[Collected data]
◆ ◆ ◆

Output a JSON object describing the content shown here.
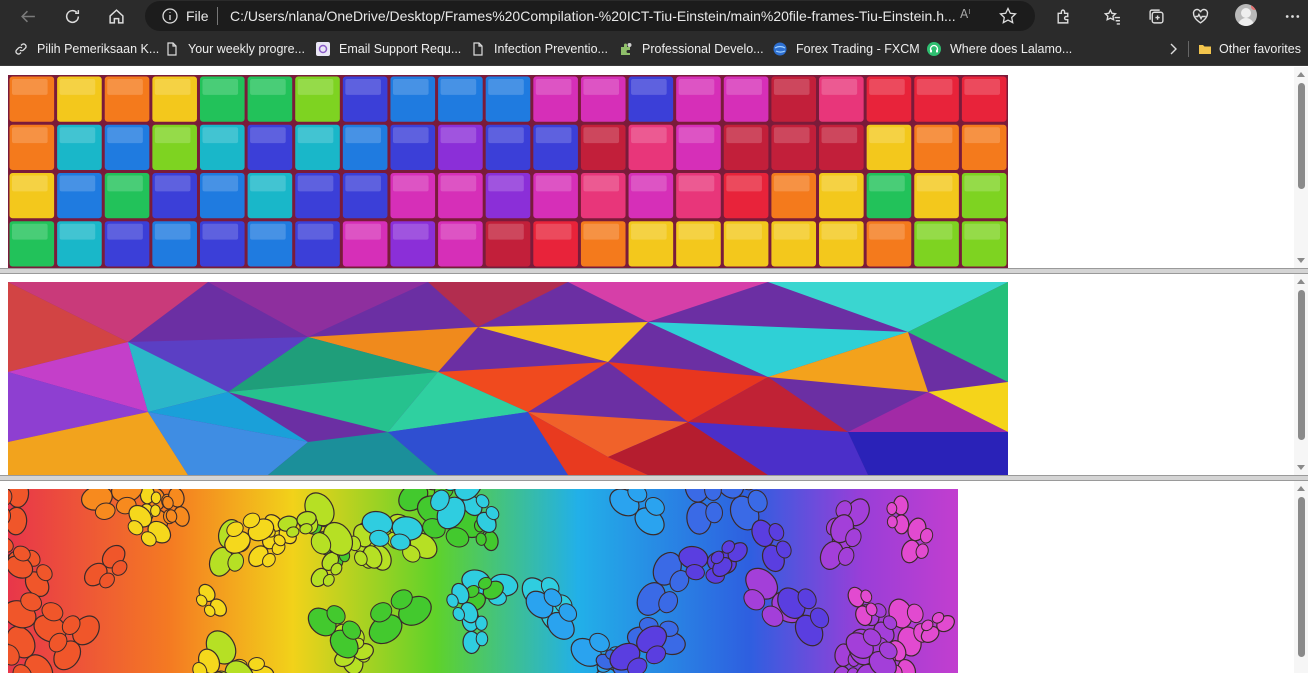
{
  "address_bar": {
    "scheme_label": "File",
    "url": "C:/Users/nlana/OneDrive/Desktop/Frames%20Compilation-%20ICT-Tiu-Einstein/main%20file-frames-Tiu-Einstein.h...",
    "read_aloud_label": "Aˡ"
  },
  "bookmarks": [
    {
      "label": "Pilih Pemeriksaan K...",
      "icon": "link-icon"
    },
    {
      "label": "Your weekly progre...",
      "icon": "page-icon"
    },
    {
      "label": "Email Support Requ...",
      "icon": "support-icon"
    },
    {
      "label": "Infection Preventio...",
      "icon": "page-icon"
    },
    {
      "label": "Professional Develo...",
      "icon": "puzzle-icon"
    },
    {
      "label": "Forex Trading - FXCM",
      "icon": "globe-icon"
    },
    {
      "label": "Where does Lalamo...",
      "icon": "headset-icon"
    }
  ],
  "other_favorites_label": "Other favorites",
  "frames": [
    {
      "image": "colorful-cubes"
    },
    {
      "image": "low-poly-triangles"
    },
    {
      "image": "rainbow-butterflies"
    }
  ],
  "colors": {
    "toolbar_bg": "#2b2b2b",
    "address_bg": "#1c1c1c",
    "folder": "#f3c54d",
    "divider": "#d4d4d4"
  }
}
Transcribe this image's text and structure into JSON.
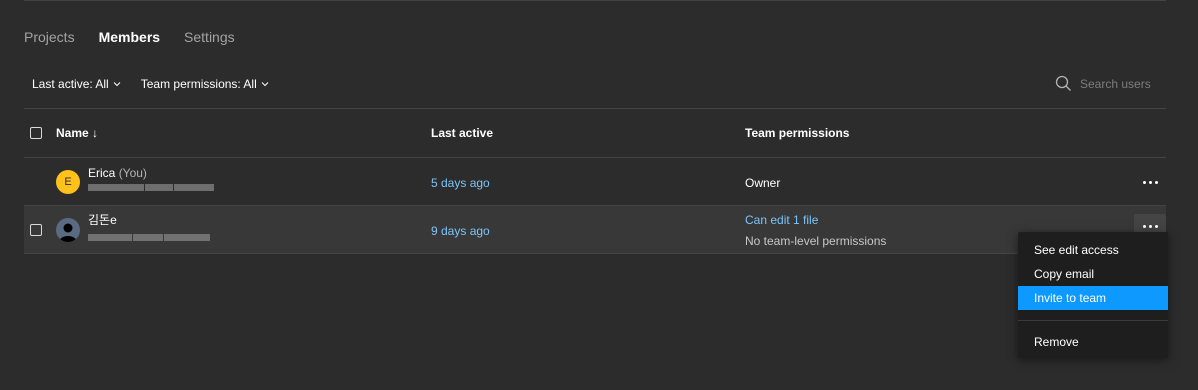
{
  "tabs": [
    {
      "label": "Projects",
      "active": false
    },
    {
      "label": "Members",
      "active": true
    },
    {
      "label": "Settings",
      "active": false
    }
  ],
  "filters": {
    "last_active": "Last active: All",
    "permissions": "Team permissions: All"
  },
  "search": {
    "placeholder": "Search users",
    "icon": "search-icon"
  },
  "table": {
    "headers": {
      "name": "Name ↓",
      "last_active": "Last active",
      "permissions": "Team permissions"
    },
    "rows": [
      {
        "avatar_letter": "E",
        "avatar_color": "#ffc21a",
        "name": "Erica",
        "tag": "(You)",
        "last_active": "5 days ago",
        "permission": "Owner"
      },
      {
        "avatar_icon": "person-icon",
        "name": "김돈e",
        "last_active": "9 days ago",
        "permission_link": "Can edit 1 file",
        "permission_note": "No team-level permissions"
      }
    ]
  },
  "menu": {
    "items": [
      "See edit access",
      "Copy email",
      "Invite to team"
    ],
    "highlighted": "Invite to team",
    "danger": "Remove"
  },
  "colors": {
    "background": "#2c2c2c",
    "link": "#7cc4f8",
    "highlight": "#0d99ff"
  }
}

◆ ◆ ◆

- Exercise aim
Return all lines containing "edit".

- The answer
        "permission_link": "Can edit 1 file",
      "See edit access",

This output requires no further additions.